- _Goal_: Comb through the entries for "series" and pull out each line that holds it.

◇ ◇ ◇ ◇ ◇ ◇ ◇

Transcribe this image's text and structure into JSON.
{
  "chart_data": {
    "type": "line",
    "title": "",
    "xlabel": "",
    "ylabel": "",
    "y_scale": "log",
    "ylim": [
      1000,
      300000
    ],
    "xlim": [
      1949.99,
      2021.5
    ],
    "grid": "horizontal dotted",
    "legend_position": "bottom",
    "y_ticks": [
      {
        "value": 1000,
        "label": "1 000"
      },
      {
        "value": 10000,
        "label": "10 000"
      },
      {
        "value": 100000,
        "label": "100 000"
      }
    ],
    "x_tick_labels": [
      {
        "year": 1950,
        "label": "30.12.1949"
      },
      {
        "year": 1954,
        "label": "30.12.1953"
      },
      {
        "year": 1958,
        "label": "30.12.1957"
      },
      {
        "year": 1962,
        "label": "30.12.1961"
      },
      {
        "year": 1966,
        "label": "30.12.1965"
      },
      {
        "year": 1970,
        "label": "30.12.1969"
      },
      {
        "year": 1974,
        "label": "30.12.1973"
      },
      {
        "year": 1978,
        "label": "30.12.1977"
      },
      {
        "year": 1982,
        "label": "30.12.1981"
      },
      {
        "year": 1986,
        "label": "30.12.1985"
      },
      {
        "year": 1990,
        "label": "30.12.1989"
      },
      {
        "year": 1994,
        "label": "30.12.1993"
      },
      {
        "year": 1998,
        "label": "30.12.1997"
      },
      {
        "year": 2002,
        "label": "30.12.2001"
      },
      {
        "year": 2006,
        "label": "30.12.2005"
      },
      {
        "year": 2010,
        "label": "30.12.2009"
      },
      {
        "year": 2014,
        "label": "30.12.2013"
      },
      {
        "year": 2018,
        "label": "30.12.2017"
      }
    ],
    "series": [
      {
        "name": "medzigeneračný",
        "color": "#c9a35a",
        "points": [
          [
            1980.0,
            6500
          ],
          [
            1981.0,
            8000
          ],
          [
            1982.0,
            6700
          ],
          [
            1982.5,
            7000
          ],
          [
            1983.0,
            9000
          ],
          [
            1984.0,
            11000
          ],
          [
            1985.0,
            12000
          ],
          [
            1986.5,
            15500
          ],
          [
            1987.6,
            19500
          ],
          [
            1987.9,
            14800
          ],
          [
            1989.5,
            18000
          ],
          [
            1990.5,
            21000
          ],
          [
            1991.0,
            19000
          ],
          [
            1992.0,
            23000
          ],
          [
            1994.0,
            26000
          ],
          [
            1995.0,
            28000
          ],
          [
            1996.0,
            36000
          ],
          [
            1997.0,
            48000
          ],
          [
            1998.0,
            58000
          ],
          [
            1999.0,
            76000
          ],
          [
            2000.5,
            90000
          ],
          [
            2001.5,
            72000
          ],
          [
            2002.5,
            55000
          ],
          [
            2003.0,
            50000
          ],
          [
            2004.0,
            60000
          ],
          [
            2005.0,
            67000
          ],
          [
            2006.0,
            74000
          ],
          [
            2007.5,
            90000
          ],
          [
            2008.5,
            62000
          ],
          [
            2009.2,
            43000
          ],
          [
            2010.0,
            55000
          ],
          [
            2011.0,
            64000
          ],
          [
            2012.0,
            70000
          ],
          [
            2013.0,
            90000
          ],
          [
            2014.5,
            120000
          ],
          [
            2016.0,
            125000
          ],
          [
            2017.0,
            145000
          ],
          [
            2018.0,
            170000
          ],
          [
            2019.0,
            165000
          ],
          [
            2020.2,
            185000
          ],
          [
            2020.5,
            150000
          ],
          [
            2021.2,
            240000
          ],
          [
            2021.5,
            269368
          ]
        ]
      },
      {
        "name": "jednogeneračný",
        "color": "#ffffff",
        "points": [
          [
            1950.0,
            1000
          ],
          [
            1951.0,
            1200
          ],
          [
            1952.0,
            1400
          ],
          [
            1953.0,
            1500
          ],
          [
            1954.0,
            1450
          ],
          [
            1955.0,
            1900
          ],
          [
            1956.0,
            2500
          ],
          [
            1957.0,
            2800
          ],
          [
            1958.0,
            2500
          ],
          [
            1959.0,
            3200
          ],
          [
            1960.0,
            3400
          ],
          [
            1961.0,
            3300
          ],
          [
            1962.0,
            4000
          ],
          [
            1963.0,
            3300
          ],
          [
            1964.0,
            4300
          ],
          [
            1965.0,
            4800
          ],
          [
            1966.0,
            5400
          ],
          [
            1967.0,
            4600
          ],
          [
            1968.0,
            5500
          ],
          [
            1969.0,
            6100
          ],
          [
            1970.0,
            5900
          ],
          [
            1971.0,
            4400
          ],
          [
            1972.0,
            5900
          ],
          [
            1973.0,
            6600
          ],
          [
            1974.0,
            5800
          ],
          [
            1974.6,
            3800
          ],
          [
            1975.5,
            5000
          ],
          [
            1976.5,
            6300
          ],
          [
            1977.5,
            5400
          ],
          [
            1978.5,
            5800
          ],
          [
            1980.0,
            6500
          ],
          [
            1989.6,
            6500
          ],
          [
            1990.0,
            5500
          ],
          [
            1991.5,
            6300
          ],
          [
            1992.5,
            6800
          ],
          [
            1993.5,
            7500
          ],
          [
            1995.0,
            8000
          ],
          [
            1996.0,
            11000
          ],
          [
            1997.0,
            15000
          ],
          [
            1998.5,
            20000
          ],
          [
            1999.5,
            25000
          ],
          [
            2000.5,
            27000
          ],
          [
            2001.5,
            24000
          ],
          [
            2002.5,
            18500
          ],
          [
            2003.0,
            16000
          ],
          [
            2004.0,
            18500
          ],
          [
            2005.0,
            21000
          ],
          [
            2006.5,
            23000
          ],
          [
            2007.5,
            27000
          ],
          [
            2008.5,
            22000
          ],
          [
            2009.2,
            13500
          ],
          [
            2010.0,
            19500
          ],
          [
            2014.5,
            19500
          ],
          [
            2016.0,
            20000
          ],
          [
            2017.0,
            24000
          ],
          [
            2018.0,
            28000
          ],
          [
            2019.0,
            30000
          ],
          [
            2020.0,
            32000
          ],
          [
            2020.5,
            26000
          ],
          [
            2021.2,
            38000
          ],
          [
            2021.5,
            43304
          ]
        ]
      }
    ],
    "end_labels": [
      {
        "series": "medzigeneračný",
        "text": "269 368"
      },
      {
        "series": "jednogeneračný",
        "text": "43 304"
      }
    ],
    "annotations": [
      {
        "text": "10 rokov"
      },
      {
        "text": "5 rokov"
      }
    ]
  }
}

◇ ◇ ◇ ◇ ◇ ◇ ◇

- _Solution_:
    "series": [
        "series": "medzigeneračný",
        "series": "jednogeneračný",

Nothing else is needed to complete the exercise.